REQUEST.
Find each line with "Merged" and copy it.

Rows from a figure dataset.
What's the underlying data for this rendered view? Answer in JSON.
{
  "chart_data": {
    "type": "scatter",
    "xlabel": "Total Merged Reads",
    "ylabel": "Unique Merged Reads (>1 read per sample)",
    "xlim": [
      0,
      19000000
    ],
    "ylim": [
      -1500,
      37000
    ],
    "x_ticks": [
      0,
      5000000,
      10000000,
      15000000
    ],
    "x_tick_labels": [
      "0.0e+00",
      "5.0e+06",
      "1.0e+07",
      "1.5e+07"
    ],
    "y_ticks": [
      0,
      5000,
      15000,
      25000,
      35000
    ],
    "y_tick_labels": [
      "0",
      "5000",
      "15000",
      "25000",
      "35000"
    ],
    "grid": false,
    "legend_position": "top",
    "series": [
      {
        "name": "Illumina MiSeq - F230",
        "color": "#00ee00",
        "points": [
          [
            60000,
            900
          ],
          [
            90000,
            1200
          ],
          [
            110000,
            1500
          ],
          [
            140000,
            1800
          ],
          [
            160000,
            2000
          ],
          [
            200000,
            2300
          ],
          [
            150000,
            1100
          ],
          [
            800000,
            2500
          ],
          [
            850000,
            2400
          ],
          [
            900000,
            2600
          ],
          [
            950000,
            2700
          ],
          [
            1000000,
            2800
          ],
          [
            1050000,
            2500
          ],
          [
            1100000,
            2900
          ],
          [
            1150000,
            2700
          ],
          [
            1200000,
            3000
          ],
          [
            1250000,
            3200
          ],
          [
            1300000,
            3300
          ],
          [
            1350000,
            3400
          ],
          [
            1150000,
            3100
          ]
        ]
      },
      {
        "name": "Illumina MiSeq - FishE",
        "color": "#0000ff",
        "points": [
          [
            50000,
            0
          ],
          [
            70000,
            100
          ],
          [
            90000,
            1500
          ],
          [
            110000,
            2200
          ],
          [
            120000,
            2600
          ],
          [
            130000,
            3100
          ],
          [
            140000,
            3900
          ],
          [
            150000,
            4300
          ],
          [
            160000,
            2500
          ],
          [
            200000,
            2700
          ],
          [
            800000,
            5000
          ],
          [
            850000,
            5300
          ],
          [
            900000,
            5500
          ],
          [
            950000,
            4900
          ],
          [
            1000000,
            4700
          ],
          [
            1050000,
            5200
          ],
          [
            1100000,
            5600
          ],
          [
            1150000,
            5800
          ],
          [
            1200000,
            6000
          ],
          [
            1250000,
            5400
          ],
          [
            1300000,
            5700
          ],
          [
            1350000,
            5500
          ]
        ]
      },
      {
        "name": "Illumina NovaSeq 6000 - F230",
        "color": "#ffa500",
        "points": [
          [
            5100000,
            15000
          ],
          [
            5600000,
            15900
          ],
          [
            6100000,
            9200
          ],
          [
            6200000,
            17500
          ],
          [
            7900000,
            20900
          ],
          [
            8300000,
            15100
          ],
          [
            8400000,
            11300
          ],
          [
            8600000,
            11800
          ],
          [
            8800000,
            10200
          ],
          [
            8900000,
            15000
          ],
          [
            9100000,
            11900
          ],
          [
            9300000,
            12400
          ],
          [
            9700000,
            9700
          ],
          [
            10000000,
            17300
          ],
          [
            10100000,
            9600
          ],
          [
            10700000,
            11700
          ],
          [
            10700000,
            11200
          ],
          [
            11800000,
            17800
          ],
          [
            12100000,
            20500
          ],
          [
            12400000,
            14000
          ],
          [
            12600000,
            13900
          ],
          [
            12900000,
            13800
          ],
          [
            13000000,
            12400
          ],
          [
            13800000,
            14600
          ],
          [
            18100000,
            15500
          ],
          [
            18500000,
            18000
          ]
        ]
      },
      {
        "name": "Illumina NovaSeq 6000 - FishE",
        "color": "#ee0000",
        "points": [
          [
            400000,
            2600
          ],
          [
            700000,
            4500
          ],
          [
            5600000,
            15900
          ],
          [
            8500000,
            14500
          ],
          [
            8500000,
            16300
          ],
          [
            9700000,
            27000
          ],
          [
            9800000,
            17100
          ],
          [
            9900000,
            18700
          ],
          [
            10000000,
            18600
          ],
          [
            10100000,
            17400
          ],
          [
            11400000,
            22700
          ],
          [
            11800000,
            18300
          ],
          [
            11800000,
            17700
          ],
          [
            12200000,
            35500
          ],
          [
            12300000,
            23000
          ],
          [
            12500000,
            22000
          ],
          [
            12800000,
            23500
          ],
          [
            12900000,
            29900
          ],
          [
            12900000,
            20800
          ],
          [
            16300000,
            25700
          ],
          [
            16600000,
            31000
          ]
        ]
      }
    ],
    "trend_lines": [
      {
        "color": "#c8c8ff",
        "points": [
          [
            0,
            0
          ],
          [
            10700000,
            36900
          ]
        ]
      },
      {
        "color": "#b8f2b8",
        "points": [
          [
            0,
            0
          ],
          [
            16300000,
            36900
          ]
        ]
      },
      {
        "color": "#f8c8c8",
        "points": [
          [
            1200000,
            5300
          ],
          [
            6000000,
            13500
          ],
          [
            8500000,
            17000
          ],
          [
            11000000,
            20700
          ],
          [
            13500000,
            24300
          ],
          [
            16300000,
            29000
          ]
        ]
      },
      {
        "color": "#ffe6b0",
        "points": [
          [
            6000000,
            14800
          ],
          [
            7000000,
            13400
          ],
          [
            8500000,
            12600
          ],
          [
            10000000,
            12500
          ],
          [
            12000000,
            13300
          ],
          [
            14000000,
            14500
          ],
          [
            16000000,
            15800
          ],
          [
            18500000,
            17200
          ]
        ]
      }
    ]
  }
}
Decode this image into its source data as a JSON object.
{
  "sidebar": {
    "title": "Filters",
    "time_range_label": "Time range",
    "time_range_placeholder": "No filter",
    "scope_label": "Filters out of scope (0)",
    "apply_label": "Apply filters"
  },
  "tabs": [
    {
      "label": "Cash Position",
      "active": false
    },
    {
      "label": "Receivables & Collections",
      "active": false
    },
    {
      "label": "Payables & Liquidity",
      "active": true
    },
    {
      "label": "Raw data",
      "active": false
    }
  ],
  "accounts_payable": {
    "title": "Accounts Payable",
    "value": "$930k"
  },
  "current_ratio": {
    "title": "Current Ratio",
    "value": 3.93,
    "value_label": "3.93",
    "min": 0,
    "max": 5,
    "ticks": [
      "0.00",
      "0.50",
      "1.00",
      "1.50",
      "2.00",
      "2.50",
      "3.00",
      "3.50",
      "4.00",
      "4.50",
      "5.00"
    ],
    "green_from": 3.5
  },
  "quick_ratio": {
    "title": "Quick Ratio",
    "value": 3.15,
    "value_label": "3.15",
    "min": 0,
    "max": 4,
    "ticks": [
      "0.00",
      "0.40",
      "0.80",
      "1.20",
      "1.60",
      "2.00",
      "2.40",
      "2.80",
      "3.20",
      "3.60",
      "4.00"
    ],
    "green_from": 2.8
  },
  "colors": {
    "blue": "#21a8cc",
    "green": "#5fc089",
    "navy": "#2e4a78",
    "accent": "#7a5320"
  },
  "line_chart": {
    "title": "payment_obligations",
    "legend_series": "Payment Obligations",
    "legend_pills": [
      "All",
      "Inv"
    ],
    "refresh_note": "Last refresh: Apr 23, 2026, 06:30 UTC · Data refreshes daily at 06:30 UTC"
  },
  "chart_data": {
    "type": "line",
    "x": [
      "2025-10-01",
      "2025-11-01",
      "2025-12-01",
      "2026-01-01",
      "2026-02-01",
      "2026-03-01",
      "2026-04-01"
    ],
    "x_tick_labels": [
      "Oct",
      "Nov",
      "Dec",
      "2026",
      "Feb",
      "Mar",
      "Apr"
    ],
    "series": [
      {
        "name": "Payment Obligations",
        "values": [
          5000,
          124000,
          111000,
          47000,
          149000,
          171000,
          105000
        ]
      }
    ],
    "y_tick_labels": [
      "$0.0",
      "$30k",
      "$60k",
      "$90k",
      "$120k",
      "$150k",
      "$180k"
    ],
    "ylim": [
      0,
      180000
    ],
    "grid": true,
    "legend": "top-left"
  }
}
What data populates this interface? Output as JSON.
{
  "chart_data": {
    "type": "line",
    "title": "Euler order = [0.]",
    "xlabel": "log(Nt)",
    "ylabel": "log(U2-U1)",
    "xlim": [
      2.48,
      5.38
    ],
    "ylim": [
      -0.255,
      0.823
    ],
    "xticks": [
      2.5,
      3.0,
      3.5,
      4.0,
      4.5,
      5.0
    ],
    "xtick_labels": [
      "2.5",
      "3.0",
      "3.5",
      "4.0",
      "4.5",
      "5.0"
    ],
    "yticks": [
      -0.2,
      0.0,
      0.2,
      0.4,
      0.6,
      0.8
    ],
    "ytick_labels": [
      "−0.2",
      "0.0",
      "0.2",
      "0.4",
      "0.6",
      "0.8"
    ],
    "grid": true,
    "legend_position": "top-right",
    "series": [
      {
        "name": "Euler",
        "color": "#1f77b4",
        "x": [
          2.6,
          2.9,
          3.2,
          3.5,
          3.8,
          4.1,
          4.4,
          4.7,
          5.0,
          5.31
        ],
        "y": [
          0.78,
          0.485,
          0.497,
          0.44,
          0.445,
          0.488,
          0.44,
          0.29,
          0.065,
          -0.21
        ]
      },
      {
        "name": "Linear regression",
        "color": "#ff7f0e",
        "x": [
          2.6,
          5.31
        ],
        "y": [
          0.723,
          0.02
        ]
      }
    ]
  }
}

TASK ANSWER.
    "xlabel": "Total Merged Reads",
    "ylabel": "Unique Merged Reads (>1 read per sample)",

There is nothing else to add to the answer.